[Saved entries]
-- start --

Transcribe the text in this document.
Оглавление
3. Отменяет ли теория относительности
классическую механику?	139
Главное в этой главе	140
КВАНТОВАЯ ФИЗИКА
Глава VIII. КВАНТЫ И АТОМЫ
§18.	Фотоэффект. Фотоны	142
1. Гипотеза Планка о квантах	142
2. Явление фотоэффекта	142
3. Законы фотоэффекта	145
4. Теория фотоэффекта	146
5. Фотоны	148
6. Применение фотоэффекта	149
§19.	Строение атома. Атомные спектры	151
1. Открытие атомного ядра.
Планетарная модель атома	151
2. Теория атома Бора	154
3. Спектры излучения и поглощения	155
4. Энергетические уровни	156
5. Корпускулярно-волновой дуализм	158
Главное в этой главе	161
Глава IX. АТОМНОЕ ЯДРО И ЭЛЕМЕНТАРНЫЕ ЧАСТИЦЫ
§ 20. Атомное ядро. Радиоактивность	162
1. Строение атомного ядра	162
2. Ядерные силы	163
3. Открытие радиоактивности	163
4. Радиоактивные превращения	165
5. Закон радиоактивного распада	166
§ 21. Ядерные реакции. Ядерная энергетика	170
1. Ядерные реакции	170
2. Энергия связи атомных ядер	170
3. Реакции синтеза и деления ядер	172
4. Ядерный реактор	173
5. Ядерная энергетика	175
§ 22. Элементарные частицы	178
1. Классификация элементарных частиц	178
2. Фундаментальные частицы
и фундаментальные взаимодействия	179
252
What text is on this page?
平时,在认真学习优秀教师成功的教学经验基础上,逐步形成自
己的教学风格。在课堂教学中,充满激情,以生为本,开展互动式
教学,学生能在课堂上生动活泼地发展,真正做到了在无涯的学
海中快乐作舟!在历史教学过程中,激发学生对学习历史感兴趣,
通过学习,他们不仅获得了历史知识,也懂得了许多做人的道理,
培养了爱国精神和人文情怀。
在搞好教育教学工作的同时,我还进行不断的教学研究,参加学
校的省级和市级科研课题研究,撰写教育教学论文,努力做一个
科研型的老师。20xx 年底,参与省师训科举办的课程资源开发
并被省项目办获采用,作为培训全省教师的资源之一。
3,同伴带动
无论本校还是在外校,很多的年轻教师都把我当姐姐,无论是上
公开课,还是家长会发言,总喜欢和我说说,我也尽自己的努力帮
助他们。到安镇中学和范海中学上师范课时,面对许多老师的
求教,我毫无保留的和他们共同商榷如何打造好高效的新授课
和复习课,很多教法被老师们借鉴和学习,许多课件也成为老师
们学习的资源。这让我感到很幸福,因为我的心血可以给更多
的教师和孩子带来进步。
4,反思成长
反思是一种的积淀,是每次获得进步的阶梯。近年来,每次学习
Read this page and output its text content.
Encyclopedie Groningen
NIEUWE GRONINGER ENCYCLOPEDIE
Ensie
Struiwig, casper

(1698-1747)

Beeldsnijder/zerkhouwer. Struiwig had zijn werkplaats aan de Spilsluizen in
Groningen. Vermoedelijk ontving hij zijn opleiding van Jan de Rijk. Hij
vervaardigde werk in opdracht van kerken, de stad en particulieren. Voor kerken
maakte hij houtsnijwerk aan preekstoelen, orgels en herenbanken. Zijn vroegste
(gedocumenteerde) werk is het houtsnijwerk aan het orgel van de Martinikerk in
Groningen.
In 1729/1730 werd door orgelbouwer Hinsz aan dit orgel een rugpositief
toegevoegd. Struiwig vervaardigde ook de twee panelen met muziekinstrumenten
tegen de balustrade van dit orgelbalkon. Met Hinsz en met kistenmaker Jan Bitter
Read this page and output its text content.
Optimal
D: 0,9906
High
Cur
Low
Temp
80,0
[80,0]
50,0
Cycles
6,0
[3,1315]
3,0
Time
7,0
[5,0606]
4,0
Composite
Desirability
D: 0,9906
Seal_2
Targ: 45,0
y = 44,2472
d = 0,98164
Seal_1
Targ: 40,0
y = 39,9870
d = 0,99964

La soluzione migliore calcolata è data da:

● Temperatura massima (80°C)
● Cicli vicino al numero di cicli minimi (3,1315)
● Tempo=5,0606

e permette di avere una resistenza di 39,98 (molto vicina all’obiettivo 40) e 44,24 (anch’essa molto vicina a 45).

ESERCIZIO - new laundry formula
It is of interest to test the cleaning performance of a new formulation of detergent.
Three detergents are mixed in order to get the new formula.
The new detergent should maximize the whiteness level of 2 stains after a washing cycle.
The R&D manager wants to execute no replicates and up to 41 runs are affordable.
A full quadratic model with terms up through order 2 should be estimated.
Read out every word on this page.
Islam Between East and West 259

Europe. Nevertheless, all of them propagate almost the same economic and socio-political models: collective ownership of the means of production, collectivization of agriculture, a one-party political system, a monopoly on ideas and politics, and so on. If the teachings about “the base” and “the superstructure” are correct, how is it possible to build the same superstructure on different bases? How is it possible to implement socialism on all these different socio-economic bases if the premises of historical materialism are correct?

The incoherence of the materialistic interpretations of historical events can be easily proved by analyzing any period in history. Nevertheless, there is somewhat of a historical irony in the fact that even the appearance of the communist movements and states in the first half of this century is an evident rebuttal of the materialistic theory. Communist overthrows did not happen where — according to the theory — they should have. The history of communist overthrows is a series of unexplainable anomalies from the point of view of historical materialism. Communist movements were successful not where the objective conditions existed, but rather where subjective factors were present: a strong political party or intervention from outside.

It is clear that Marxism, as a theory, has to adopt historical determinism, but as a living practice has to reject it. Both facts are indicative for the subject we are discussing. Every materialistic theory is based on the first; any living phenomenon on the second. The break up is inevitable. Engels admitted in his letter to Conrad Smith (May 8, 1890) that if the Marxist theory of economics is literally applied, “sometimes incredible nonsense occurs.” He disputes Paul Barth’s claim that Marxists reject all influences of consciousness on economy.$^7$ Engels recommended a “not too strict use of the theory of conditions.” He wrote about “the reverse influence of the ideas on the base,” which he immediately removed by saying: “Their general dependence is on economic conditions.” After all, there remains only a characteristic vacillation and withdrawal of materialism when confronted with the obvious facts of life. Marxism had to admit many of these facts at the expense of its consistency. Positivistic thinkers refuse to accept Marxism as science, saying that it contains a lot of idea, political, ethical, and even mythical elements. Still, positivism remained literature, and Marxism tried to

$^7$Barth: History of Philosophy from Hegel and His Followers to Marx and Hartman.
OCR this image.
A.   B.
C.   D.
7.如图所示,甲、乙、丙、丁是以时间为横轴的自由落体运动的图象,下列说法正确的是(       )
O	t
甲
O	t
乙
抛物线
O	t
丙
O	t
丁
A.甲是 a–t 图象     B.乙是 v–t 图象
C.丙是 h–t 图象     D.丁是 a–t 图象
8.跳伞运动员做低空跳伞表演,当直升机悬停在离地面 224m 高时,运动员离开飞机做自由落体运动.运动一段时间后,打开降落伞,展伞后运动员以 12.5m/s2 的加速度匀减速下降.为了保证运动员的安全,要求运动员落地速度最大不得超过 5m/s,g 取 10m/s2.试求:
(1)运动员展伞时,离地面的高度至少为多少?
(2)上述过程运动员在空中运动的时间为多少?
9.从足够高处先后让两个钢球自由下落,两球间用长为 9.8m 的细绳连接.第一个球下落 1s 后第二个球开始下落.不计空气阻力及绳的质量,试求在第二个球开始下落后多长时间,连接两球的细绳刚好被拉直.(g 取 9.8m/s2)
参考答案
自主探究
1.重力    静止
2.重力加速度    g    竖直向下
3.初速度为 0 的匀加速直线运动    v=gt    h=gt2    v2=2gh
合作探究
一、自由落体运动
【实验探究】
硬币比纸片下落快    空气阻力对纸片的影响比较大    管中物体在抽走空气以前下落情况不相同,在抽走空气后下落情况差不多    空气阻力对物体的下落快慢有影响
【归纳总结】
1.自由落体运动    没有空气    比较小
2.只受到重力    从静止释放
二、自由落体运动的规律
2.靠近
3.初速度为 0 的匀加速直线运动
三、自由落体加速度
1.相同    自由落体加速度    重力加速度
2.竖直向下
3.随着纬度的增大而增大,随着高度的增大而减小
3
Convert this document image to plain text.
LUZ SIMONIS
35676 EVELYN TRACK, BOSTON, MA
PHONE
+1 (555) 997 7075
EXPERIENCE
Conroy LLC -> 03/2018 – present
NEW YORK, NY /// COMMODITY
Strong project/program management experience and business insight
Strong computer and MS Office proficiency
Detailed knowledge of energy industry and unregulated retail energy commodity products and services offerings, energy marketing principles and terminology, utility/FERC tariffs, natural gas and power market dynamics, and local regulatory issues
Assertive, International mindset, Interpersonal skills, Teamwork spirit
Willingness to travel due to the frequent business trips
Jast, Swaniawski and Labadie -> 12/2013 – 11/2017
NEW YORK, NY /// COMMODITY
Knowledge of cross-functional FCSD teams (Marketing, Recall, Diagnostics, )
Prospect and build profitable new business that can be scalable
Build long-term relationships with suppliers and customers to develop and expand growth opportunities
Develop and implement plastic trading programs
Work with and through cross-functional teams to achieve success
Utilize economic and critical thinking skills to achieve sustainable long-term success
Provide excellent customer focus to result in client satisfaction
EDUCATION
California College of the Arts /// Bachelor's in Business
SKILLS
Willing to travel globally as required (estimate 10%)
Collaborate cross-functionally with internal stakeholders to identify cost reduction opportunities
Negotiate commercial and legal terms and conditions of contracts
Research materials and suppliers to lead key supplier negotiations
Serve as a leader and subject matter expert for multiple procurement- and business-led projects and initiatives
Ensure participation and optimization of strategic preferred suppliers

-- end --

From the entries above, extract each line containing "Открытие".

1. Открытие атомного ядра.
3. Открытие радиоактивности	163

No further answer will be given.